What the task asks:
Write out every line of the material as it stands, apart from the pictures.

Working data:
----------------

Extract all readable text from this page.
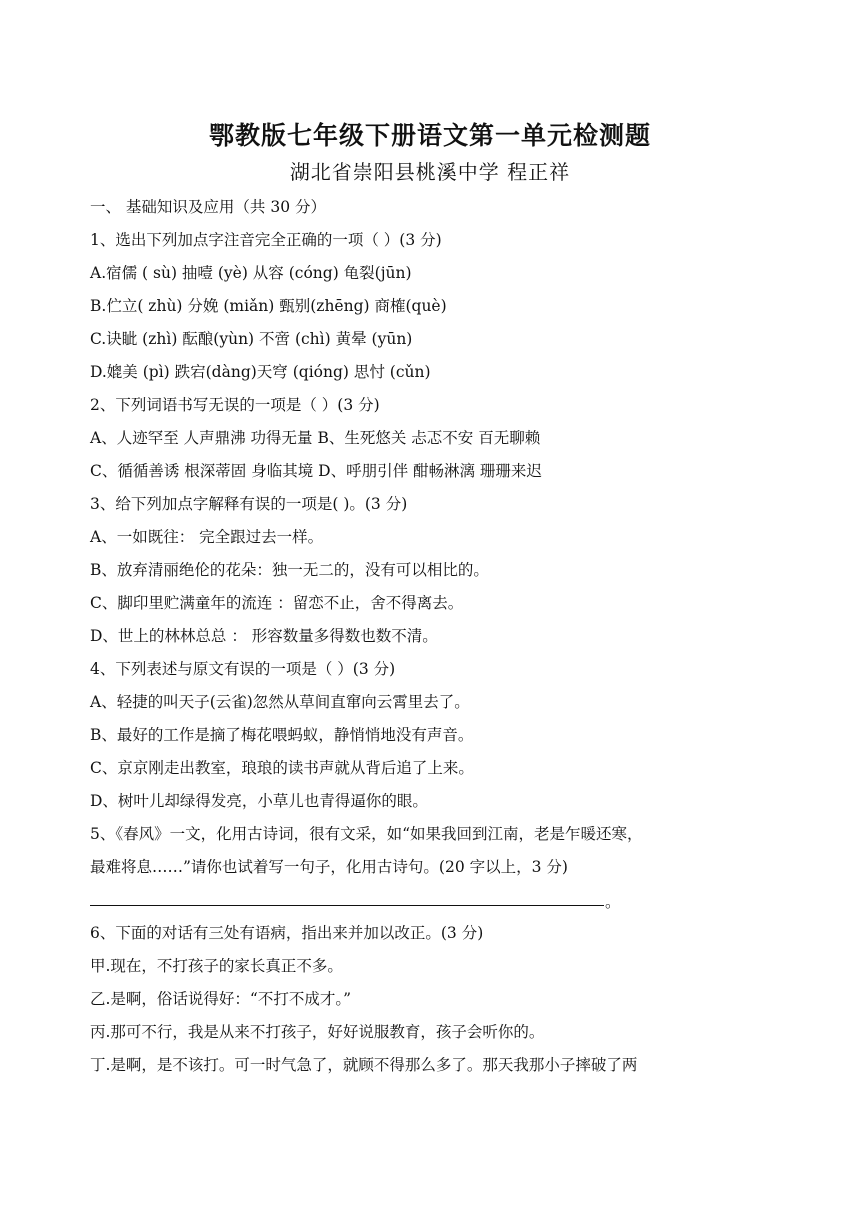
鄂教版七年级下册语文第一单元检测题
湖北省崇阳县桃溪中学 程正祥
一、 基础知识及应用（共 30 分）
1、选出下列加点字注音完全正确的一项（ ）(3 分)
A.宿儒 ( sù) 抽噎 (yè) 从容 (cóng) 龟裂(jūn)
B.伫立( zhù) 分娩 (miǎn) 甄别(zhēng) 商榷(què)
C.诀眦 (zhì) 酝酿(yùn) 不啻 (chì) 黄晕 (yūn)
D.媲美 (pì) 跌宕(dàng)天穹 (qióng) 思忖 (cǔn)
2、下列词语书写无误的一项是（ ）(3 分)
A、人迹罕至 人声鼎沸 功得无量 B、生死悠关 忐忑不安 百无聊赖
C、循循善诱 根深蒂固 身临其境 D、呼朋引伴 酣畅淋漓 珊珊来迟
3、给下列加点字解释有误的一项是( )。(3 分)
A、一如既往： 完全跟过去一样。
B、放弃清丽绝伦的花朵：独一无二的，没有可以相比的。
C、脚印里贮满童年的流连 ：留恋不止，舍不得离去。
D、世上的林林总总 ： 形容数量多得数也数不清。
4、下列表述与原文有误的一项是（ ）(3 分)
A、轻捷的叫天子(云雀)忽然从草间直窜向云霄里去了。
B、最好的工作是摘了梅花喂蚂蚁，静悄悄地没有声音。
C、京京刚走出教室，琅琅的读书声就从背后追了上来。
D、树叶儿却绿得发亮，小草儿也青得逼你的眼。
5、《春风》一文，化用古诗词，很有文采，如“如果我回到江南，老是乍暖还寒，
最难将息……”请你也试着写一句子，化用古诗句。(20 字以上，3 分)
。
6、下面的对话有三处有语病，指出来并加以改正。(3 分)
甲.现在，不打孩子的家长真正不多。
乙.是啊，俗话说得好：“不打不成才。”
丙.那可不行，我是从来不打孩子，好好说服教育，孩子会听你的。
丁.是啊，是不该打。可一时气急了，就顾不得那么多了。那天我那小子摔破了两
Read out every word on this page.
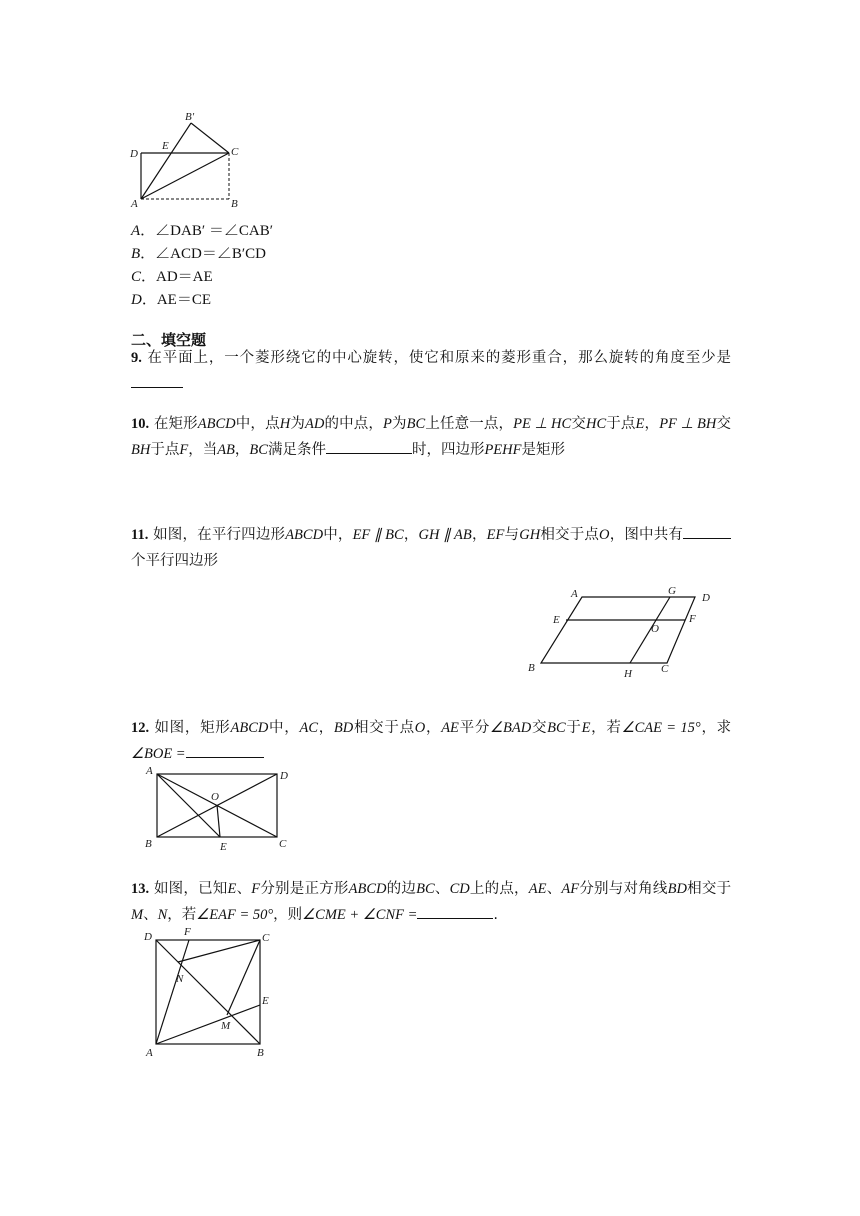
B′
E
D	C
A	B
A．∠DAB′ ＝∠CAB′
B．∠ACD＝∠B′CD
C．AD＝AE
D．AE＝CE
二、填空题
9. 在平面上，一个菱形绕它的中心旋转，使它和原来的菱形重合，那么旋转的角度至少是
10. 在矩形ABCD中，点H为AD的中点，P为BC上任意一点，PE ⊥ HC交HC于点E，PF ⊥ BH交BH于点F，当AB，BC满足条件	时，四边形PEHF是矩形
11. 如图，在平行四边形ABCD中，EF ∥ BC，GH ∥ AB，EF与GH相交于点O，图中共有个平行四边形
A	G
D
E
O
F
B	H	C
12. 如图，矩形ABCD中，AC，BD相交于点O，AE平分∠BAD交BC于E，若∠CAE = 15°，求∠BOE =
A	D
O
B	E	C
13. 如图，已知E、F分别是正方形ABCD的边BC、CD上的点，AE、AF分别与对角线BD相交于M、N，若∠EAF = 50°，则∠CME + ∠CNF =	.
D	F	C
N
E
M
A	B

----------------

Worked answer:
Extract all readable text from this page.
鄂教版七年级下册语文第一单元检测题
湖北省崇阳县桃溪中学 程正祥
一、 基础知识及应用（共 30 分）
1、选出下列加点字注音完全正确的一项（ ）(3 分)
A.宿儒 ( sù) 抽噎 (yè) 从容 (cóng) 龟裂(jūn)
B.伫立( zhù) 分娩 (miǎn) 甄别(zhēng) 商榷(què)
C.诀眦 (zhì) 酝酿(yùn) 不啻 (chì) 黄晕 (yūn)
D.媲美 (pì) 跌宕(dàng)天穹 (qióng) 思忖 (cǔn)
2、下列词语书写无误的一项是（ ）(3 分)
A、人迹罕至 人声鼎沸 功得无量 B、生死悠关 忐忑不安 百无聊赖
C、循循善诱 根深蒂固 身临其境 D、呼朋引伴 酣畅淋漓 珊珊来迟
3、给下列加点字解释有误的一项是( )。(3 分)
A、一如既往： 完全跟过去一样。
B、放弃清丽绝伦的花朵：独一无二的，没有可以相比的。
C、脚印里贮满童年的流连 ：留恋不止，舍不得离去。
D、世上的林林总总 ： 形容数量多得数也数不清。
4、下列表述与原文有误的一项是（ ）(3 分)
A、轻捷的叫天子(云雀)忽然从草间直窜向云霄里去了。
B、最好的工作是摘了梅花喂蚂蚁，静悄悄地没有声音。
C、京京刚走出教室，琅琅的读书声就从背后追了上来。
D、树叶儿却绿得发亮，小草儿也青得逼你的眼。
5、《春风》一文，化用古诗词，很有文采，如“如果我回到江南，老是乍暖还寒，
最难将息……”请你也试着写一句子，化用古诗句。(20 字以上，3 分)
。
6、下面的对话有三处有语病，指出来并加以改正。(3 分)
甲.现在，不打孩子的家长真正不多。
乙.是啊，俗话说得好：“不打不成才。”
丙.那可不行，我是从来不打孩子，好好说服教育，孩子会听你的。
丁.是啊，是不该打。可一时气急了，就顾不得那么多了。那天我那小子摔破了两
Read out every word on this page.
B′
E
D	C
A	B
A．∠DAB′ ＝∠CAB′
B．∠ACD＝∠B′CD
C．AD＝AE
D．AE＝CE
二、填空题
9. 在平面上，一个菱形绕它的中心旋转，使它和原来的菱形重合，那么旋转的角度至少是
10. 在矩形ABCD中，点H为AD的中点，P为BC上任意一点，PE ⊥ HC交HC于点E，PF ⊥ BH交BH于点F，当AB，BC满足条件	时，四边形PEHF是矩形
11. 如图，在平行四边形ABCD中，EF ∥ BC，GH ∥ AB，EF与GH相交于点O，图中共有个平行四边形
A	G
D
E
O
F
B	H	C
12. 如图，矩形ABCD中，AC，BD相交于点O，AE平分∠BAD交BC于E，若∠CAE = 15°，求∠BOE =
A	D
O
B	E	C
13. 如图，已知E、F分别是正方形ABCD的边BC、CD上的点，AE、AF分别与对角线BD相交于M、N，若∠EAF = 50°，则∠CME + ∠CNF =	.
D	F	C
N
E
M
A	B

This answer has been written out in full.